Entries from a dataset
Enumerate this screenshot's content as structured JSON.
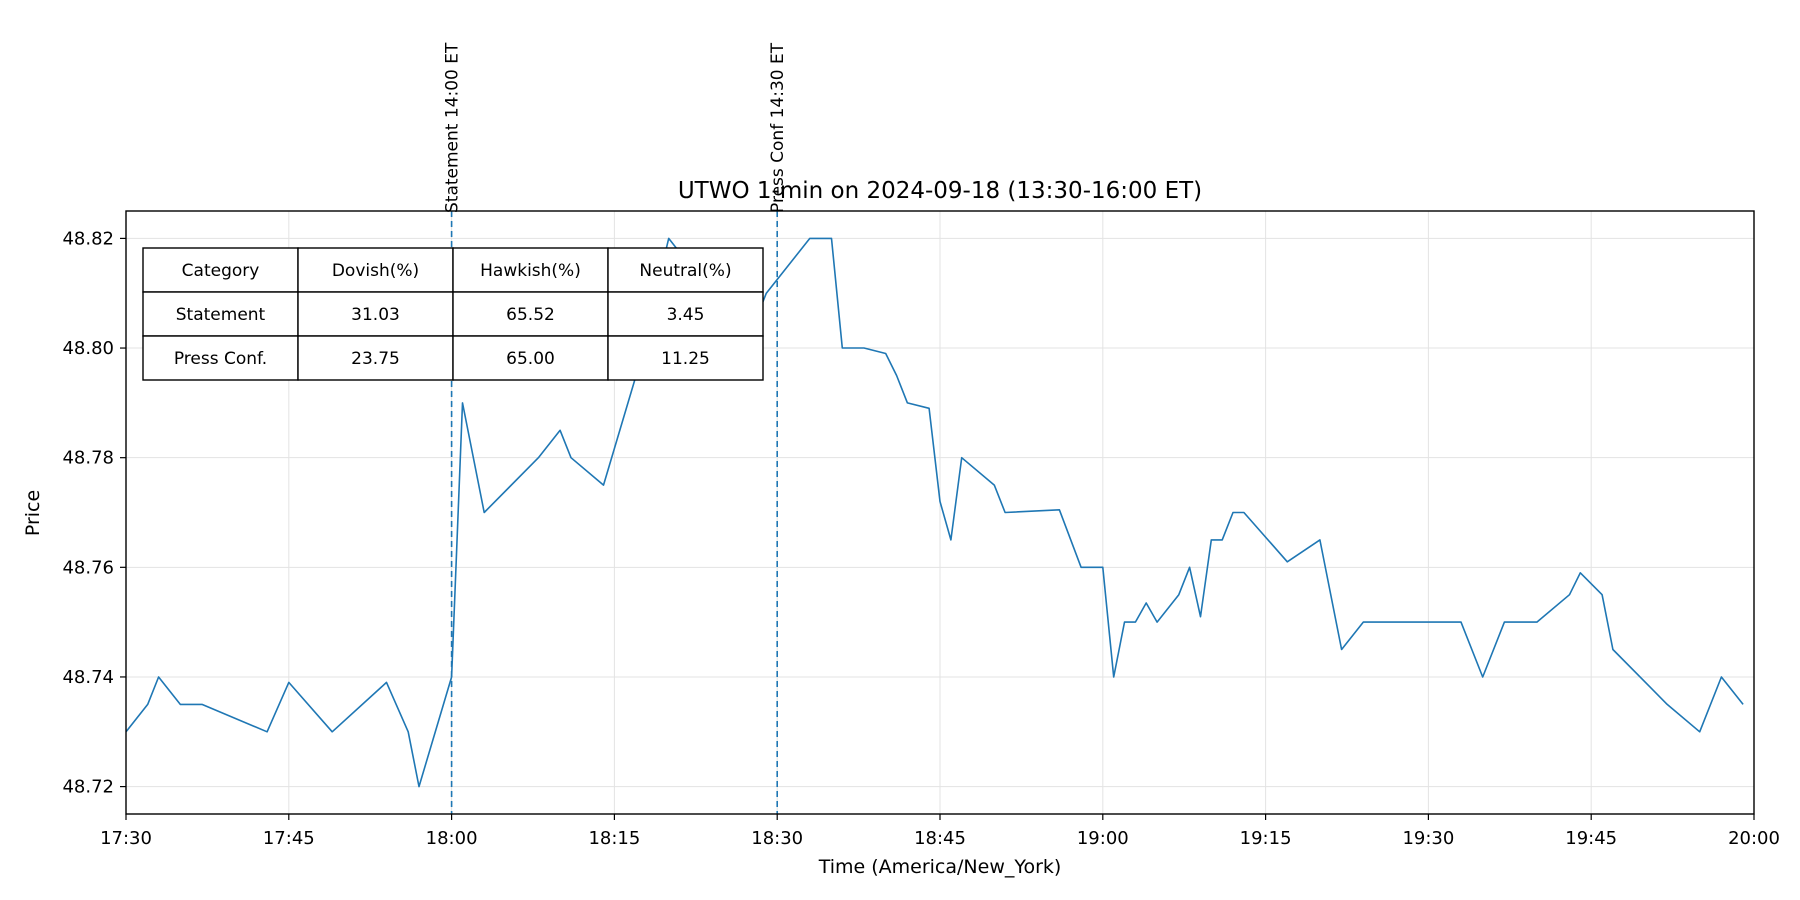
{
  "chart_data": {
    "type": "line",
    "title": "UTWO 1-min on 2024-09-18 (13:30-16:00 ET)",
    "xlabel": "Time (America/New_York)",
    "ylabel": "Price",
    "xlim": [
      "17:30",
      "20:00"
    ],
    "ylim": [
      48.715,
      48.825
    ],
    "grid": true,
    "x_ticks": [
      "17:30",
      "17:45",
      "18:00",
      "18:15",
      "18:30",
      "18:45",
      "19:00",
      "19:15",
      "19:30",
      "19:45",
      "20:00"
    ],
    "y_ticks": [
      "48.72",
      "48.74",
      "48.76",
      "48.78",
      "48.80",
      "48.82"
    ],
    "line_color": "#1f77b4",
    "series": [
      {
        "x": [
          "17:30",
          "17:32",
          "17:33",
          "17:35",
          "17:37",
          "17:43",
          "17:45",
          "17:49",
          "17:54",
          "17:56",
          "17:57",
          "18:00",
          "18:01",
          "18:03",
          "18:08",
          "18:10",
          "18:11",
          "18:14",
          "18:17",
          "18:20",
          "18:21",
          "18:22",
          "18:24",
          "18:25",
          "18:27",
          "18:29",
          "18:33",
          "18:35",
          "18:36",
          "18:38",
          "18:40",
          "18:41",
          "18:42",
          "18:44",
          "18:45",
          "18:46",
          "18:47",
          "18:50",
          "18:51",
          "18:56",
          "18:58",
          "19:00",
          "19:01",
          "19:02",
          "19:03",
          "19:04",
          "19:05",
          "19:07",
          "19:08",
          "19:09",
          "19:10",
          "19:11",
          "19:12",
          "19:13",
          "19:17",
          "19:20",
          "19:22",
          "19:24",
          "19:26",
          "19:33",
          "19:35",
          "19:37",
          "19:40",
          "19:43",
          "19:44",
          "19:46",
          "19:47",
          "19:52",
          "19:55",
          "19:57",
          "19:59"
        ],
        "values": [
          48.73,
          48.735,
          48.74,
          48.735,
          48.735,
          48.73,
          48.739,
          48.73,
          48.739,
          48.73,
          48.72,
          48.74,
          48.79,
          48.77,
          48.78,
          48.785,
          48.78,
          48.775,
          48.795,
          48.82,
          48.8175,
          48.818,
          48.81,
          48.8,
          48.8,
          48.81,
          48.82,
          48.82,
          48.8,
          48.8,
          48.799,
          48.795,
          48.79,
          48.789,
          48.772,
          48.765,
          48.78,
          48.775,
          48.77,
          48.7705,
          48.76,
          48.76,
          48.74,
          48.75,
          48.75,
          48.7535,
          48.75,
          48.755,
          48.76,
          48.751,
          48.765,
          48.765,
          48.77,
          48.77,
          48.761,
          48.765,
          48.745,
          48.75,
          48.75,
          48.75,
          48.74,
          48.75,
          48.75,
          48.755,
          48.759,
          48.755,
          48.745,
          48.735,
          48.73,
          48.74,
          48.735
        ]
      }
    ],
    "events": [
      {
        "x": "18:00",
        "label": "Statement 14:00 ET"
      },
      {
        "x": "18:30",
        "label": "Press Conf 14:30 ET"
      }
    ],
    "table": {
      "headers": [
        "Category",
        "Dovish(%)",
        "Hawkish(%)",
        "Neutral(%)"
      ],
      "rows": [
        [
          "Statement",
          "31.03",
          "65.52",
          "3.45"
        ],
        [
          "Press Conf.",
          "23.75",
          "65.00",
          "11.25"
        ]
      ]
    }
  }
}
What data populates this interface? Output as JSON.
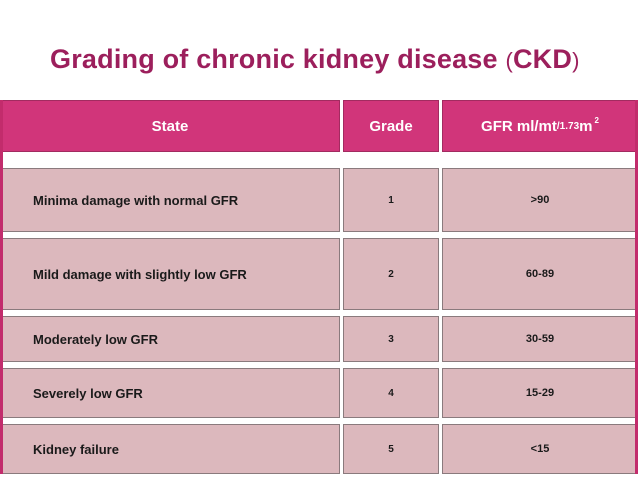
{
  "title": {
    "main": "Grading of chronic kidney disease ",
    "open_paren": "(",
    "abbr": "CKD",
    "close_paren": ")"
  },
  "table": {
    "headers": {
      "state": "State",
      "grade": "Grade",
      "gfr_main": "GFR ml/mt",
      "gfr_sub": "/1.73",
      "gfr_unit": "m",
      "gfr_sup": "2"
    },
    "rows": [
      {
        "state": "Minima damage with normal GFR",
        "grade": "1",
        "gfr": ">90"
      },
      {
        "state": "Mild damage with slightly low GFR",
        "grade": "2",
        "gfr": "60-89"
      },
      {
        "state": "Moderately low GFR",
        "grade": "3",
        "gfr": "30-59"
      },
      {
        "state": "Severely low GFR",
        "grade": "4",
        "gfr": "15-29"
      },
      {
        "state": "Kidney failure",
        "grade": "5",
        "gfr": "<15"
      }
    ]
  },
  "colors": {
    "title": "#9c1f5c",
    "header_bg": "#d1357a",
    "row_bg": "#dcb8bd"
  }
}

→ **Problem**
From the material above, reproduce everything verbatim except the pictures.

→ **Task solution**
Enumerate this screenshot's content as structured JSON.
{
  "chart_data": {
    "type": "line",
    "title": "UTWO 1-min on 2024-09-18 (13:30-16:00 ET)",
    "xlabel": "Time (America/New_York)",
    "ylabel": "Price",
    "xlim": [
      "17:30",
      "20:00"
    ],
    "ylim": [
      48.715,
      48.825
    ],
    "grid": true,
    "x_ticks": [
      "17:30",
      "17:45",
      "18:00",
      "18:15",
      "18:30",
      "18:45",
      "19:00",
      "19:15",
      "19:30",
      "19:45",
      "20:00"
    ],
    "y_ticks": [
      "48.72",
      "48.74",
      "48.76",
      "48.78",
      "48.80",
      "48.82"
    ],
    "line_color": "#1f77b4",
    "series": [
      {
        "x": [
          "17:30",
          "17:32",
          "17:33",
          "17:35",
          "17:37",
          "17:43",
          "17:45",
          "17:49",
          "17:54",
          "17:56",
          "17:57",
          "18:00",
          "18:01",
          "18:03",
          "18:08",
          "18:10",
          "18:11",
          "18:14",
          "18:17",
          "18:20",
          "18:21",
          "18:22",
          "18:24",
          "18:25",
          "18:27",
          "18:29",
          "18:33",
          "18:35",
          "18:36",
          "18:38",
          "18:40",
          "18:41",
          "18:42",
          "18:44",
          "18:45",
          "18:46",
          "18:47",
          "18:50",
          "18:51",
          "18:56",
          "18:58",
          "19:00",
          "19:01",
          "19:02",
          "19:03",
          "19:04",
          "19:05",
          "19:07",
          "19:08",
          "19:09",
          "19:10",
          "19:11",
          "19:12",
          "19:13",
          "19:17",
          "19:20",
          "19:22",
          "19:24",
          "19:26",
          "19:33",
          "19:35",
          "19:37",
          "19:40",
          "19:43",
          "19:44",
          "19:46",
          "19:47",
          "19:52",
          "19:55",
          "19:57",
          "19:59"
        ],
        "values": [
          48.73,
          48.735,
          48.74,
          48.735,
          48.735,
          48.73,
          48.739,
          48.73,
          48.739,
          48.73,
          48.72,
          48.74,
          48.79,
          48.77,
          48.78,
          48.785,
          48.78,
          48.775,
          48.795,
          48.82,
          48.8175,
          48.818,
          48.81,
          48.8,
          48.8,
          48.81,
          48.82,
          48.82,
          48.8,
          48.8,
          48.799,
          48.795,
          48.79,
          48.789,
          48.772,
          48.765,
          48.78,
          48.775,
          48.77,
          48.7705,
          48.76,
          48.76,
          48.74,
          48.75,
          48.75,
          48.7535,
          48.75,
          48.755,
          48.76,
          48.751,
          48.765,
          48.765,
          48.77,
          48.77,
          48.761,
          48.765,
          48.745,
          48.75,
          48.75,
          48.75,
          48.74,
          48.75,
          48.75,
          48.755,
          48.759,
          48.755,
          48.745,
          48.735,
          48.73,
          48.74,
          48.735
        ]
      }
    ],
    "events": [
      {
        "x": "18:00",
        "label": "Statement 14:00 ET"
      },
      {
        "x": "18:30",
        "label": "Press Conf 14:30 ET"
      }
    ],
    "table": {
      "headers": [
        "Category",
        "Dovish(%)",
        "Hawkish(%)",
        "Neutral(%)"
      ],
      "rows": [
        [
          "Statement",
          "31.03",
          "65.52",
          "3.45"
        ],
        [
          "Press Conf.",
          "23.75",
          "65.00",
          "11.25"
        ]
      ]
    }
  }
}
What data populates this interface? Output as JSON.
{
  "title": {
    "main": "Grading of chronic kidney disease ",
    "open_paren": "(",
    "abbr": "CKD",
    "close_paren": ")"
  },
  "table": {
    "headers": {
      "state": "State",
      "grade": "Grade",
      "gfr_main": "GFR ml/mt",
      "gfr_sub": "/1.73",
      "gfr_unit": "m",
      "gfr_sup": "2"
    },
    "rows": [
      {
        "state": "Minima damage with normal GFR",
        "grade": "1",
        "gfr": ">90"
      },
      {
        "state": "Mild damage with slightly low GFR",
        "grade": "2",
        "gfr": "60-89"
      },
      {
        "state": "Moderately low GFR",
        "grade": "3",
        "gfr": "30-59"
      },
      {
        "state": "Severely low GFR",
        "grade": "4",
        "gfr": "15-29"
      },
      {
        "state": "Kidney failure",
        "grade": "5",
        "gfr": "<15"
      }
    ]
  },
  "colors": {
    "title": "#9c1f5c",
    "header_bg": "#d1357a",
    "row_bg": "#dcb8bd"
  }
}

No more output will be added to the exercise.